PROBLEM TO WORK ON:
Search the material for the string "Below" and copy each line where it occurs.

[Stored items from a collection]
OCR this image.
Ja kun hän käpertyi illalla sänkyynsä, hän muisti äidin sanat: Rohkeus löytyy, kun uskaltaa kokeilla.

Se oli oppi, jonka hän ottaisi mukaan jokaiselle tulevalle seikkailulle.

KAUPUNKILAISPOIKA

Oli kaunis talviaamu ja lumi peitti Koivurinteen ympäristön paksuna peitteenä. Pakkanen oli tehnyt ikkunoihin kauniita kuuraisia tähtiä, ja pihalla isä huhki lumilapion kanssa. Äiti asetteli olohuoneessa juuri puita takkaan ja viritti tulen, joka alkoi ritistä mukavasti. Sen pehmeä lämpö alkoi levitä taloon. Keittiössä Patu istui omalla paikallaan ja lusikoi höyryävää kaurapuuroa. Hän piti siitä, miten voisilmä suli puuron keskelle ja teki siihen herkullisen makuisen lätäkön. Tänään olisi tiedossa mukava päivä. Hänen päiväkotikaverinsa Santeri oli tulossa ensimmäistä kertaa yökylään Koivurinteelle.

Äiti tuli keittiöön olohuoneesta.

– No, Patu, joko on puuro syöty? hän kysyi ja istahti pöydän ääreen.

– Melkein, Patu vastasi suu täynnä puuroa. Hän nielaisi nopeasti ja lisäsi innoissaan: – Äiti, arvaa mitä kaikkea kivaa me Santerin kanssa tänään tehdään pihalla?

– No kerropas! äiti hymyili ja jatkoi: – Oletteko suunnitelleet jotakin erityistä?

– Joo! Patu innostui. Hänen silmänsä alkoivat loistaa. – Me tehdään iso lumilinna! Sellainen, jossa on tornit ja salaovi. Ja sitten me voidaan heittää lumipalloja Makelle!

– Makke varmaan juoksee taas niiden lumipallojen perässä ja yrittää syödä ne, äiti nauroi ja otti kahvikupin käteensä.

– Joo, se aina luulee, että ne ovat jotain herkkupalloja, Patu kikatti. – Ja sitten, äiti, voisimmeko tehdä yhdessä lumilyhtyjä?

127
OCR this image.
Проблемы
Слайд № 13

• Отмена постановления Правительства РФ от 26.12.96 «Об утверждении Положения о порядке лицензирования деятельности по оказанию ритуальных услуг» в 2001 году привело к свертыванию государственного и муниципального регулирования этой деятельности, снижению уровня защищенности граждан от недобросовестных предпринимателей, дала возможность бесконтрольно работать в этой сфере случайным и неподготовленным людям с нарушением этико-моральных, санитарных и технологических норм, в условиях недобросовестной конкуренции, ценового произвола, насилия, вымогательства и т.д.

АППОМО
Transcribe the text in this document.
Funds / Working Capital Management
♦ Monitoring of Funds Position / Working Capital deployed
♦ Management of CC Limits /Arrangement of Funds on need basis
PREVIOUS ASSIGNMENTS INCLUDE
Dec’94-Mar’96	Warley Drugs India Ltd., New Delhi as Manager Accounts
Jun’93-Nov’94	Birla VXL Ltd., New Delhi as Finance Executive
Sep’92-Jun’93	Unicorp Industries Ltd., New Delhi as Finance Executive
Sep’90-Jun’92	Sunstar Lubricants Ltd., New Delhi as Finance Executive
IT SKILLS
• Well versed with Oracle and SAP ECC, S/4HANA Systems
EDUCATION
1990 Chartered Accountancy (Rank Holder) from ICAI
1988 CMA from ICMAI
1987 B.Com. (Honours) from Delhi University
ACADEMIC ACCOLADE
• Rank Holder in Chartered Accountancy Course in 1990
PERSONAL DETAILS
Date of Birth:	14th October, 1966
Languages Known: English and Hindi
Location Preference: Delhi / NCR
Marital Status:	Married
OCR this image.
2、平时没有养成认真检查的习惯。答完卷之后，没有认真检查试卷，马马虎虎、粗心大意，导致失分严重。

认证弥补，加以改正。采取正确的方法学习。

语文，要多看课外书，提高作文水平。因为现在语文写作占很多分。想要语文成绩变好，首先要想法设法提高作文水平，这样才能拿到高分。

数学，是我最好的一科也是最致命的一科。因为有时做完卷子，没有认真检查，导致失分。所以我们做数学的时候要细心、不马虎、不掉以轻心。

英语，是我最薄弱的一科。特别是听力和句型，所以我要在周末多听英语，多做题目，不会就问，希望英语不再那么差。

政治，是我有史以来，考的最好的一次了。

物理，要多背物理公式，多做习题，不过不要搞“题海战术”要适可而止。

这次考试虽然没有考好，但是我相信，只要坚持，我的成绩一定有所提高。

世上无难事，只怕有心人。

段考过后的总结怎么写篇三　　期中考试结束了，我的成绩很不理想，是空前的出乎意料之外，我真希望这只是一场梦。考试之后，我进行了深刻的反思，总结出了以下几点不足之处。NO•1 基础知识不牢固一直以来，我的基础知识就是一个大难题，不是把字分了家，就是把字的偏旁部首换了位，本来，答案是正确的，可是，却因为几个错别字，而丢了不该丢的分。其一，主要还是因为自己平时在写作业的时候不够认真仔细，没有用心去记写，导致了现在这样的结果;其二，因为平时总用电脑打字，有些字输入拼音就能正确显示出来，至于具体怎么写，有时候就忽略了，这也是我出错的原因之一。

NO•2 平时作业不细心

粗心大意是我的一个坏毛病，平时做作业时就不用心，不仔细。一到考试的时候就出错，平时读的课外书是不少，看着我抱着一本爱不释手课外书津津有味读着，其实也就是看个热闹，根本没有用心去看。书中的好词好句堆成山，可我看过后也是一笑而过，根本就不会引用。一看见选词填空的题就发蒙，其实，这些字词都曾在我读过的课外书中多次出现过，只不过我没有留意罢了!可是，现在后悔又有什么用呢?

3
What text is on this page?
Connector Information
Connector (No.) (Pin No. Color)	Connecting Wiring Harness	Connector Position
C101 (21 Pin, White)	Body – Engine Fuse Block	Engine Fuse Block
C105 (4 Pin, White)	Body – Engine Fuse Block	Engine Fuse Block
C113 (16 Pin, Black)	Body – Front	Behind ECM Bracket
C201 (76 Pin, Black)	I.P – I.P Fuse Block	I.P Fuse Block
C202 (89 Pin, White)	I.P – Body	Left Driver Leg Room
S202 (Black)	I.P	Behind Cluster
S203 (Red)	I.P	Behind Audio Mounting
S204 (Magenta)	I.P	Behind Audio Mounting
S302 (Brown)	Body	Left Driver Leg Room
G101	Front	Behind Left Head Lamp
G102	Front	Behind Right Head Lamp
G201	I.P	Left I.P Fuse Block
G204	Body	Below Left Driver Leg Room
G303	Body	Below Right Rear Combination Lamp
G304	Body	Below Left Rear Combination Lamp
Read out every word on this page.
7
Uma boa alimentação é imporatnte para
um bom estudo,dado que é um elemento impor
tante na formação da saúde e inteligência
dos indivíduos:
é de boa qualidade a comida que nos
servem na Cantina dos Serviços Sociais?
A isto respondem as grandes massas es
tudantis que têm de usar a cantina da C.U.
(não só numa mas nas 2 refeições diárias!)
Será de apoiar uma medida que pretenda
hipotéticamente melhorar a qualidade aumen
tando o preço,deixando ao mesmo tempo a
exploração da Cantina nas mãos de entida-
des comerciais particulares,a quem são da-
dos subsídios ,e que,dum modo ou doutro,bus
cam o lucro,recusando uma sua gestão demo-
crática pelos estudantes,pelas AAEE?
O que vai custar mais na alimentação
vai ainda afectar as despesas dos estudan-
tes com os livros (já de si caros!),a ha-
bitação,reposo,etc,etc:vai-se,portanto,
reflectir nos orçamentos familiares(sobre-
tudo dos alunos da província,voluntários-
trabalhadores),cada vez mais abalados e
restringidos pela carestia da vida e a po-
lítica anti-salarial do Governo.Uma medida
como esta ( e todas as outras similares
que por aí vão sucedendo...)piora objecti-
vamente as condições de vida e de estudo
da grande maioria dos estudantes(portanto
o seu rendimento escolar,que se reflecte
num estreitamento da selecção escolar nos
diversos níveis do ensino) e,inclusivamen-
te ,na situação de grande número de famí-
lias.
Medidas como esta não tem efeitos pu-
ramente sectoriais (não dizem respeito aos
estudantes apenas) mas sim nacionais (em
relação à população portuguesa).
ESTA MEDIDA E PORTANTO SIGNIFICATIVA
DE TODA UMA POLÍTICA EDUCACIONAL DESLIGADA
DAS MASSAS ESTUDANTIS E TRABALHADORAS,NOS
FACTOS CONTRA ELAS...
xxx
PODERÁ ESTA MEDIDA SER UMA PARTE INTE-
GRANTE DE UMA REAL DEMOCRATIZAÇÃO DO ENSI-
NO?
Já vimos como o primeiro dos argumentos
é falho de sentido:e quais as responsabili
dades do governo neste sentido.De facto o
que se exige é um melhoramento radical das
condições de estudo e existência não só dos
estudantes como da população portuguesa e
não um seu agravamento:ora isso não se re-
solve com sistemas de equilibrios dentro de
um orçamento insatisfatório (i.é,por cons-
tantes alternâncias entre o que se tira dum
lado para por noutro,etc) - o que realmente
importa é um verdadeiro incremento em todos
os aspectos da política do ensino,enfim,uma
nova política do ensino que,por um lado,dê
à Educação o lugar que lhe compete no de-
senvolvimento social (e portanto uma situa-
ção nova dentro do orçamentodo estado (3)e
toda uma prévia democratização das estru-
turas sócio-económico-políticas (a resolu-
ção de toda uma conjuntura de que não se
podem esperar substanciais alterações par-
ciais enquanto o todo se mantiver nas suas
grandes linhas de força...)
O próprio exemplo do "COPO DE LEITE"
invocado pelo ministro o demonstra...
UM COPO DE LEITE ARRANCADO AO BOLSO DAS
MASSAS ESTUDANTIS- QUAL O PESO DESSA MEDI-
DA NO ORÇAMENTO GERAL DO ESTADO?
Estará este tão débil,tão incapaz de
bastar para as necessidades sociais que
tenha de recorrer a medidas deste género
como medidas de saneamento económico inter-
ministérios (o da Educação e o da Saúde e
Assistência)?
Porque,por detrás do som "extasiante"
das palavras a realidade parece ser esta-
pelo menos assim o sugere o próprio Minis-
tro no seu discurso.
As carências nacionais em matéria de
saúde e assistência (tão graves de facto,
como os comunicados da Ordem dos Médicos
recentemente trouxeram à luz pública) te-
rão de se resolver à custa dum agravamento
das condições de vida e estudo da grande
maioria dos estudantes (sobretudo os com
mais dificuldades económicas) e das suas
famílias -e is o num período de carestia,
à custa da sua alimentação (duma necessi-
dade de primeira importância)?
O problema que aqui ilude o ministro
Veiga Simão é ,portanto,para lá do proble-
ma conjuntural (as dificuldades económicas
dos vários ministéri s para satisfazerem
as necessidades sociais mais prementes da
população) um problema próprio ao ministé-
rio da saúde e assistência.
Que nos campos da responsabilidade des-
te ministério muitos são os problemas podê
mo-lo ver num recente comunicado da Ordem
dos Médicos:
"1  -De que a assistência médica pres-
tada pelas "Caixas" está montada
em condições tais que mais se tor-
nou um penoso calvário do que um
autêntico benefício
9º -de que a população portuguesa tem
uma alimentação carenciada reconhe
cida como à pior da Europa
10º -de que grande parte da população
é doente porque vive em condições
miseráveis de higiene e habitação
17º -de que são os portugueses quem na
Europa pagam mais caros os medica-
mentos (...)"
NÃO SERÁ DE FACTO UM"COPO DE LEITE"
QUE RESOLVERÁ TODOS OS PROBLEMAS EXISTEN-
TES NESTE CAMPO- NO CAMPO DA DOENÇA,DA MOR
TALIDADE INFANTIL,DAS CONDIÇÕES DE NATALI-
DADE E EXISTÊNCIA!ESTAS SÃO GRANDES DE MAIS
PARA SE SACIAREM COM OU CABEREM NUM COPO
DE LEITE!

EXPECTED ANSWER:
G204	Body	Below Left Driver Leg Room
G303	Body	Below Right Rear Combination Lamp
G304	Body	Below Left Rear Combination Lamp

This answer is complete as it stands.